*Фрагмент текста*.

○ ○ ○

Дейв взглянул на меня странно умоляющими глазами: — Разве ты не читал вчера нашей газеты? Ведь сегодня в США пацифисты на «страйк». Ведь я пацифист и поэтому тоже на «страйк». Мы с тобой друзья, поэтому я пришёл сюда, но я не буду тебе отпирать дверь, и грузить тоже не буду, и полететь тоже не смогу. Не принуждай меня.
— Да ты что, Дейв? У нас сегодня важный полет, без тебя я ничего не смогу сделать. А теперь пошли за имуществом… — И я схватил тяжёлый мотор-генератор и потащил его к выходу. Я знал, что Дейв поможет мне, ведь забросить тяжёлый аппарат в кузов машины одному невозможно, а поблизости никого нет. У Дейва не будет выхода. Я дотащил мотор-генератор волоком до грузовика, ухватил его двумя руками поудобнее и, крякнув, поднял агрегат куда-то к животу. Но сколько я ни тужился, выше поднять не мог, а железный пол кузова машины находился почти на уровне груди. Но Дейв не пришёл на помощь.

○ ○ ○

*Записи набора данных*.
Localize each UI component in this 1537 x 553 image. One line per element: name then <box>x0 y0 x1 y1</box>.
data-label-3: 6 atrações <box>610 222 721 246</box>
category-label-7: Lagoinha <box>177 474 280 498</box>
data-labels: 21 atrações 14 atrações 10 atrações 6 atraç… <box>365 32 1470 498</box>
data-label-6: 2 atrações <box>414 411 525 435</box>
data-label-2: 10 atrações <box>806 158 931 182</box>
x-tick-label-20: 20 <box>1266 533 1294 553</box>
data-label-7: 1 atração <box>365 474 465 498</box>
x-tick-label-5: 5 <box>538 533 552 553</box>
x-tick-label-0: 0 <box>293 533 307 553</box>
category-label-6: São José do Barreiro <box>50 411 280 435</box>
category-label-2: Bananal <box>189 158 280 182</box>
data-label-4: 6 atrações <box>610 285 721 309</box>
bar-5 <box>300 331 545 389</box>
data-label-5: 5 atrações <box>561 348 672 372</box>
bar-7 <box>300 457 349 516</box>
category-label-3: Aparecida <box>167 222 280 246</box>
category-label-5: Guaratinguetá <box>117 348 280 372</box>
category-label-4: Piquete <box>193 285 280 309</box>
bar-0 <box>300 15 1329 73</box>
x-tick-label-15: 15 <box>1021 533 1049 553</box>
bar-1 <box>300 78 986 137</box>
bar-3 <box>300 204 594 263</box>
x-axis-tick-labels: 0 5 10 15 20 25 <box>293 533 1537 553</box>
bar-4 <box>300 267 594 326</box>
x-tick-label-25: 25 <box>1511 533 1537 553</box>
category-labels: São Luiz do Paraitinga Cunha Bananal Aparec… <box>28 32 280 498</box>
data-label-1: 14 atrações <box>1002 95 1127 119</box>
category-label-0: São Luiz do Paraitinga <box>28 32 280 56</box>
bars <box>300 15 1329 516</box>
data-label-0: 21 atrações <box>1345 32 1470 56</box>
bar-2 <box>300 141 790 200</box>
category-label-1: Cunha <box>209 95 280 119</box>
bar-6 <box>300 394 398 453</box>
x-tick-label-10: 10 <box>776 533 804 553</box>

○ ○ ○

*Задание к выполнению*.
Перескажите короче абзац из фрагмента текста, который начинается словами «Да ты что, Дейв?», и сохраните его главные факты.

*Решение задачи*.
Рассказчик возражает Дейву: сегодня важный полёт, и без него ничего не сделать. Он тащит тяжёлый мотор-генератор к выходу и рассчитывает, что Дейв поможет: одному закинуть аппарат в кузов невозможно, а рядом никого нет. Рассказчик волоком дотаскивает агрегат до грузовика, но поднимает его только до живота, а пол кузова находится почти на уровне груди. Дейв на помощь не приходит.